Extracted data entries:
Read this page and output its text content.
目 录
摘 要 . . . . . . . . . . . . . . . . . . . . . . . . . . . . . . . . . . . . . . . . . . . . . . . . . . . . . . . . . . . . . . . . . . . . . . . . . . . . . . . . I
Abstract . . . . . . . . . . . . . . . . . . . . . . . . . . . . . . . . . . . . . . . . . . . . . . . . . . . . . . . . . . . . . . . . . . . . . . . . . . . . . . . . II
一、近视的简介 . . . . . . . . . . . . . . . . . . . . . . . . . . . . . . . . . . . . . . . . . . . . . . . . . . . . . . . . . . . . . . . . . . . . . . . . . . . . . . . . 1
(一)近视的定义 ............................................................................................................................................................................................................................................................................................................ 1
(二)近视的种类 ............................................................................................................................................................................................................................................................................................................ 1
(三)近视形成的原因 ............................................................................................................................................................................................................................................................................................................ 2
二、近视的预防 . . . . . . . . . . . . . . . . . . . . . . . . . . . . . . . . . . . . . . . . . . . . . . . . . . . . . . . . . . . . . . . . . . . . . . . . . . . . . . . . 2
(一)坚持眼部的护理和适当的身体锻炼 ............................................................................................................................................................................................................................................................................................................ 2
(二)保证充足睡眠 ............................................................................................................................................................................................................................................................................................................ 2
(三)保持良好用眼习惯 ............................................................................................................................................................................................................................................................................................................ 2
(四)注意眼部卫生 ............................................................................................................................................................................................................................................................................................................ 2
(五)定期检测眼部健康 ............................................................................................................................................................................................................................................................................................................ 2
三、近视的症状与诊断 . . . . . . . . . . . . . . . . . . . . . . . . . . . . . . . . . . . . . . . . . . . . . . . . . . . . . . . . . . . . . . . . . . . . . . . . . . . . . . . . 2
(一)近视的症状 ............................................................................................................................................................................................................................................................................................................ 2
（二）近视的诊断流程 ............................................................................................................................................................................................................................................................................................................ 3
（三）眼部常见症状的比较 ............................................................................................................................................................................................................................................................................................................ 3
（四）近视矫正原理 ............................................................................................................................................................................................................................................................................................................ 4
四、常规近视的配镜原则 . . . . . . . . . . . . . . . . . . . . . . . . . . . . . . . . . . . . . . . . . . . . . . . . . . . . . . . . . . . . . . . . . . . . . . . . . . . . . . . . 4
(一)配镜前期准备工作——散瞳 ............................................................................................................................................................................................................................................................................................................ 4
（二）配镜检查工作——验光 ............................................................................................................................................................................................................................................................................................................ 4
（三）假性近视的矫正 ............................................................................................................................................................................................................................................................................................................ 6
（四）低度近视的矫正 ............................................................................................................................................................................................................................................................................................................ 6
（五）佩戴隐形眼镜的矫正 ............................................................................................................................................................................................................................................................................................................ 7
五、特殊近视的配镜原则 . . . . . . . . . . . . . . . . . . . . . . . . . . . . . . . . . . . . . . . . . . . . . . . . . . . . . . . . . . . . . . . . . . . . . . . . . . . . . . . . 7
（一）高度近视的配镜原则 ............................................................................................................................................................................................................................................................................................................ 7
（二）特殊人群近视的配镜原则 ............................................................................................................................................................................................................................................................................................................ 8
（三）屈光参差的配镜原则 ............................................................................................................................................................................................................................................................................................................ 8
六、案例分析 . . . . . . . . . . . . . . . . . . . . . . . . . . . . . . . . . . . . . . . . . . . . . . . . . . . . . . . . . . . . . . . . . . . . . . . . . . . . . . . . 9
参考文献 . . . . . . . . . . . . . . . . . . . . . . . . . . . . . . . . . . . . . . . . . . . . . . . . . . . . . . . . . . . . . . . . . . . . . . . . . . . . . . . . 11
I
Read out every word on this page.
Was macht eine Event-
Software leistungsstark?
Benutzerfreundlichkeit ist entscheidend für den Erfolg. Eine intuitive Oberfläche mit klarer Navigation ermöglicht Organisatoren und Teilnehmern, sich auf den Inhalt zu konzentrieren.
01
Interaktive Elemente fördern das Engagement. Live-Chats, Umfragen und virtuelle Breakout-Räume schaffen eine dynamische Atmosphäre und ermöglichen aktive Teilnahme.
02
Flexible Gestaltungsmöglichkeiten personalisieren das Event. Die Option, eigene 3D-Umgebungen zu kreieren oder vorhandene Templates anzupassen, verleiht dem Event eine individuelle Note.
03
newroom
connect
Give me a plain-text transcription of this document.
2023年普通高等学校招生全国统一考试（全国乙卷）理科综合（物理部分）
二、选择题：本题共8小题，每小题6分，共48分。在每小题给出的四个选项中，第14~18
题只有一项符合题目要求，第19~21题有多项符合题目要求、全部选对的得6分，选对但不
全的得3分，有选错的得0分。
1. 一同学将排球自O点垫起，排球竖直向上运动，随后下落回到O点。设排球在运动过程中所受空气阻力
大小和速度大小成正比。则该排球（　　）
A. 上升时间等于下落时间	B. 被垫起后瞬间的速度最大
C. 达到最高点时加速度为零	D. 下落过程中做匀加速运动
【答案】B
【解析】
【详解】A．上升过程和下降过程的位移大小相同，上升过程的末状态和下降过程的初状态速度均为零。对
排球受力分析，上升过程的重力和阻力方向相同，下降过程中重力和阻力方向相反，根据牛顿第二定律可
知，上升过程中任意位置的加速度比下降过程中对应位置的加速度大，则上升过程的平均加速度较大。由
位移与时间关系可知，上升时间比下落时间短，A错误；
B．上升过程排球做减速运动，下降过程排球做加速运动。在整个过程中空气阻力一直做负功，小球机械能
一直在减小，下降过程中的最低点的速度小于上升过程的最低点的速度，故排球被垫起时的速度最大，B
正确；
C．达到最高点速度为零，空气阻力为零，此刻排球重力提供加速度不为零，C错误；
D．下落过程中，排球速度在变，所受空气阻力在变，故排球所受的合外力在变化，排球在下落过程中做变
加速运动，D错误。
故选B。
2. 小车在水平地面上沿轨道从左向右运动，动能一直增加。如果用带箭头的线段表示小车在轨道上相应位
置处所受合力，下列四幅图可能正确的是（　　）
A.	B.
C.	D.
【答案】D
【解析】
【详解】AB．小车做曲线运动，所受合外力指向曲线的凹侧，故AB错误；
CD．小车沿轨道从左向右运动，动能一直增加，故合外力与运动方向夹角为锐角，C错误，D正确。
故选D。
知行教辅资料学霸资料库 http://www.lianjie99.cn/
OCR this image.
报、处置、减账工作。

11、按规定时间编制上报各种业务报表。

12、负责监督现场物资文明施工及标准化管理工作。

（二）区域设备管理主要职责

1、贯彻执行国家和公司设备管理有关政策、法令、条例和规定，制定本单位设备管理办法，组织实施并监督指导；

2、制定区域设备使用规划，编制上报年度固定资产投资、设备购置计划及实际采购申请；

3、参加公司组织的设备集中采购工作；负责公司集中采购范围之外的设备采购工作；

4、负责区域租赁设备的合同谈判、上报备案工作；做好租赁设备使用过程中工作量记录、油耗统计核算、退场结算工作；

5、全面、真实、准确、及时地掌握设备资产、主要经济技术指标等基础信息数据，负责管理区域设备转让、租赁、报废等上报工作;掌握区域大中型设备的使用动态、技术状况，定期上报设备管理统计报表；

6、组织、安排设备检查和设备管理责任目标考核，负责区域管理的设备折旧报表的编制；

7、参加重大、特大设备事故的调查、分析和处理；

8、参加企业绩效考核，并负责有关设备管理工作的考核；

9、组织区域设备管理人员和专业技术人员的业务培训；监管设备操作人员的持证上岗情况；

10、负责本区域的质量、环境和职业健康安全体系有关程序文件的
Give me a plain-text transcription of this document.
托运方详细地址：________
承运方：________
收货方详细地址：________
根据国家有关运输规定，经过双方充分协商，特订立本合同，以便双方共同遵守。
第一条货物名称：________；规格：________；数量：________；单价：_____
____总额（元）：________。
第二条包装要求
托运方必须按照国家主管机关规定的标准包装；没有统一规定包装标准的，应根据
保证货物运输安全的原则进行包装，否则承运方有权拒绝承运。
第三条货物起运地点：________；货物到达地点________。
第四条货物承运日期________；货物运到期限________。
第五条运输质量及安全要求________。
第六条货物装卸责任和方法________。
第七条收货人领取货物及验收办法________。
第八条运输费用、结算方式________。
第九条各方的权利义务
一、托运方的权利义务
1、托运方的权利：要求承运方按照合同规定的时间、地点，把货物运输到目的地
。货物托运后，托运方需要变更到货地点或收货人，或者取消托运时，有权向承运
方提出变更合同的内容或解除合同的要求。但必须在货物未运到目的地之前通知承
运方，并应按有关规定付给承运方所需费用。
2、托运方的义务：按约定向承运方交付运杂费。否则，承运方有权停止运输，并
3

* SHORT PROBLEM
Select all lines with the word "Read" from the entries above.

* WRITTEN ANSWER
Read this page and output its text content.
Read out every word on this page.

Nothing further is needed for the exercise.